▶ **Short problem**
Write out the records below once more, exactly as they stand.

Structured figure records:
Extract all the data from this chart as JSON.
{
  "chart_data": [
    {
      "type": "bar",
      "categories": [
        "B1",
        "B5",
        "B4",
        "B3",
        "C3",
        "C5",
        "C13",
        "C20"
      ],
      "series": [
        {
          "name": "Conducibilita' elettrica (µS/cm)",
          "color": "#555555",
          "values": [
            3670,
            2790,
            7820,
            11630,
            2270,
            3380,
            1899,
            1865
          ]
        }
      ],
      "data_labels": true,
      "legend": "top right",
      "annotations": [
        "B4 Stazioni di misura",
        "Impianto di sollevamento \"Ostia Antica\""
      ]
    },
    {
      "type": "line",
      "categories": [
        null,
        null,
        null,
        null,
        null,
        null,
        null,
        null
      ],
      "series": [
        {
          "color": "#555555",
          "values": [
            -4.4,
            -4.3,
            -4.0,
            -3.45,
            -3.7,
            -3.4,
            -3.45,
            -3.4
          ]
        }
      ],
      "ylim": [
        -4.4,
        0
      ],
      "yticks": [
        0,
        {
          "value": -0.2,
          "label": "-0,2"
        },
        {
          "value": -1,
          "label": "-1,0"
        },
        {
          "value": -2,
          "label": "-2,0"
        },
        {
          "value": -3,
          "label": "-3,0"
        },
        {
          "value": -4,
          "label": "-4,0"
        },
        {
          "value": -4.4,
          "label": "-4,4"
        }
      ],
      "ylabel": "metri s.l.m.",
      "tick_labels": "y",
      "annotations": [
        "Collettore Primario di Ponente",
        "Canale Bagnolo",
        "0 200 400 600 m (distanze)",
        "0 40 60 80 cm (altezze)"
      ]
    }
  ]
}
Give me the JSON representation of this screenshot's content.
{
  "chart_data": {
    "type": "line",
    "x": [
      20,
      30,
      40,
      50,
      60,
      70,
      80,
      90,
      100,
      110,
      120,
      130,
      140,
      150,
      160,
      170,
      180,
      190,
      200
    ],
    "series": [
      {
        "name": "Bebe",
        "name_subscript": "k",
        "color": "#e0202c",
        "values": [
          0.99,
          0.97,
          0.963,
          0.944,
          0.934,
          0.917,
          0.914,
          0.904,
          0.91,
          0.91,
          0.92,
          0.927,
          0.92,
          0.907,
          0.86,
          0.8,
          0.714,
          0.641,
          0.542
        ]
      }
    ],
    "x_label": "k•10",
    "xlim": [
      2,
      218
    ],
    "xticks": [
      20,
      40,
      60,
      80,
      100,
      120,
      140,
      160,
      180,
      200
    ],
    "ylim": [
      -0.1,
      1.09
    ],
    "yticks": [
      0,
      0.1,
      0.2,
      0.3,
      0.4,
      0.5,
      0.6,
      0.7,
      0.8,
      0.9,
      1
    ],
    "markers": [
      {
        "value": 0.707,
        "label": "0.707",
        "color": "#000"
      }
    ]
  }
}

▶ **Exercise output**
Extract all the data from this chart as JSON.
{
  "chart_data": [
    {
      "type": "bar",
      "categories": [
        "B1",
        "B5",
        "B4",
        "B3",
        "C3",
        "C5",
        "C13",
        "C20"
      ],
      "series": [
        {
          "name": "Conducibilita' elettrica (µS/cm)",
          "color": "#555555",
          "values": [
            3670,
            2790,
            7820,
            11630,
            2270,
            3380,
            1899,
            1865
          ]
        }
      ],
      "data_labels": true,
      "legend": "top right",
      "annotations": [
        "B4 Stazioni di misura",
        "Impianto di sollevamento \"Ostia Antica\""
      ]
    },
    {
      "type": "line",
      "categories": [
        null,
        null,
        null,
        null,
        null,
        null,
        null,
        null
      ],
      "series": [
        {
          "color": "#555555",
          "values": [
            -4.4,
            -4.3,
            -4.0,
            -3.45,
            -3.7,
            -3.4,
            -3.45,
            -3.4
          ]
        }
      ],
      "ylim": [
        -4.4,
        0
      ],
      "yticks": [
        0,
        {
          "value": -0.2,
          "label": "-0,2"
        },
        {
          "value": -1,
          "label": "-1,0"
        },
        {
          "value": -2,
          "label": "-2,0"
        },
        {
          "value": -3,
          "label": "-3,0"
        },
        {
          "value": -4,
          "label": "-4,0"
        },
        {
          "value": -4.4,
          "label": "-4,4"
        }
      ],
      "ylabel": "metri s.l.m.",
      "tick_labels": "y",
      "annotations": [
        "Collettore Primario di Ponente",
        "Canale Bagnolo",
        "0 200 400 600 m (distanze)",
        "0 40 60 80 cm (altezze)"
      ]
    }
  ]
}
Give me the JSON representation of this screenshot's content.
{
  "chart_data": {
    "type": "line",
    "x": [
      20,
      30,
      40,
      50,
      60,
      70,
      80,
      90,
      100,
      110,
      120,
      130,
      140,
      150,
      160,
      170,
      180,
      190,
      200
    ],
    "series": [
      {
        "name": "Bebe",
        "name_subscript": "k",
        "color": "#e0202c",
        "values": [
          0.99,
          0.97,
          0.963,
          0.944,
          0.934,
          0.917,
          0.914,
          0.904,
          0.91,
          0.91,
          0.92,
          0.927,
          0.92,
          0.907,
          0.86,
          0.8,
          0.714,
          0.641,
          0.542
        ]
      }
    ],
    "x_label": "k•10",
    "xlim": [
      2,
      218
    ],
    "xticks": [
      20,
      40,
      60,
      80,
      100,
      120,
      140,
      160,
      180,
      200
    ],
    "ylim": [
      -0.1,
      1.09
    ],
    "yticks": [
      0,
      0.1,
      0.2,
      0.3,
      0.4,
      0.5,
      0.6,
      0.7,
      0.8,
      0.9,
      1
    ],
    "markers": [
      {
        "value": 0.707,
        "label": "0.707",
        "color": "#000"
      }
    ]
  }
}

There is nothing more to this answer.